§ Prompt: What follows is a set of records, each of which is to be written out exactly.

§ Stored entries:
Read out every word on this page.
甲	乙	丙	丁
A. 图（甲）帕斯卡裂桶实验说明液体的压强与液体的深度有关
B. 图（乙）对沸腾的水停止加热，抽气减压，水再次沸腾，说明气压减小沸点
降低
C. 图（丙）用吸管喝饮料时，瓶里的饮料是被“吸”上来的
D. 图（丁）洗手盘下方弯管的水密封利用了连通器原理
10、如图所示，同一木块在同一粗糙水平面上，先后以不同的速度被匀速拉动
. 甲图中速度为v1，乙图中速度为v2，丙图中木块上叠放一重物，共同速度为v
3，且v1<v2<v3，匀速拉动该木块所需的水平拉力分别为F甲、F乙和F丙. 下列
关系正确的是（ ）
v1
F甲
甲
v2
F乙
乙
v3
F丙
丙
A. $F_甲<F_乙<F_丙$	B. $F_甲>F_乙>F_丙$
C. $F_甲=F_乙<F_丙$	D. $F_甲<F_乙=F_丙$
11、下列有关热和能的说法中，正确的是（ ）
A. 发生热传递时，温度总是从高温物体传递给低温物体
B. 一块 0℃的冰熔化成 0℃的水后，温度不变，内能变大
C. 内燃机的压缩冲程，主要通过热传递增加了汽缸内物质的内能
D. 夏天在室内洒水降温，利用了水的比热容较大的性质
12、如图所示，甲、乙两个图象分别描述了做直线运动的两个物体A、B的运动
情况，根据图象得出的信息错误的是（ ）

§ Full answer:
Read out every word on this page.
甲	乙	丙	丁
A. 图（甲）帕斯卡裂桶实验说明液体的压强与液体的深度有关
B. 图（乙）对沸腾的水停止加热，抽气减压，水再次沸腾，说明气压减小沸点
降低
C. 图（丙）用吸管喝饮料时，瓶里的饮料是被“吸”上来的
D. 图（丁）洗手盘下方弯管的水密封利用了连通器原理
10、如图所示，同一木块在同一粗糙水平面上，先后以不同的速度被匀速拉动
. 甲图中速度为v1，乙图中速度为v2，丙图中木块上叠放一重物，共同速度为v
3，且v1<v2<v3，匀速拉动该木块所需的水平拉力分别为F甲、F乙和F丙. 下列
关系正确的是（ ）
v1
F甲
甲
v2
F乙
乙
v3
F丙
丙
A. $F_甲<F_乙<F_丙$	B. $F_甲>F_乙>F_丙$
C. $F_甲=F_乙<F_丙$	D. $F_甲<F_乙=F_丙$
11、下列有关热和能的说法中，正确的是（ ）
A. 发生热传递时，温度总是从高温物体传递给低温物体
B. 一块 0℃的冰熔化成 0℃的水后，温度不变，内能变大
C. 内燃机的压缩冲程，主要通过热传递增加了汽缸内物质的内能
D. 夏天在室内洒水降温，利用了水的比热容较大的性质
12、如图所示，甲、乙两个图象分别描述了做直线运动的两个物体A、B的运动
情况，根据图象得出的信息错误的是（ ）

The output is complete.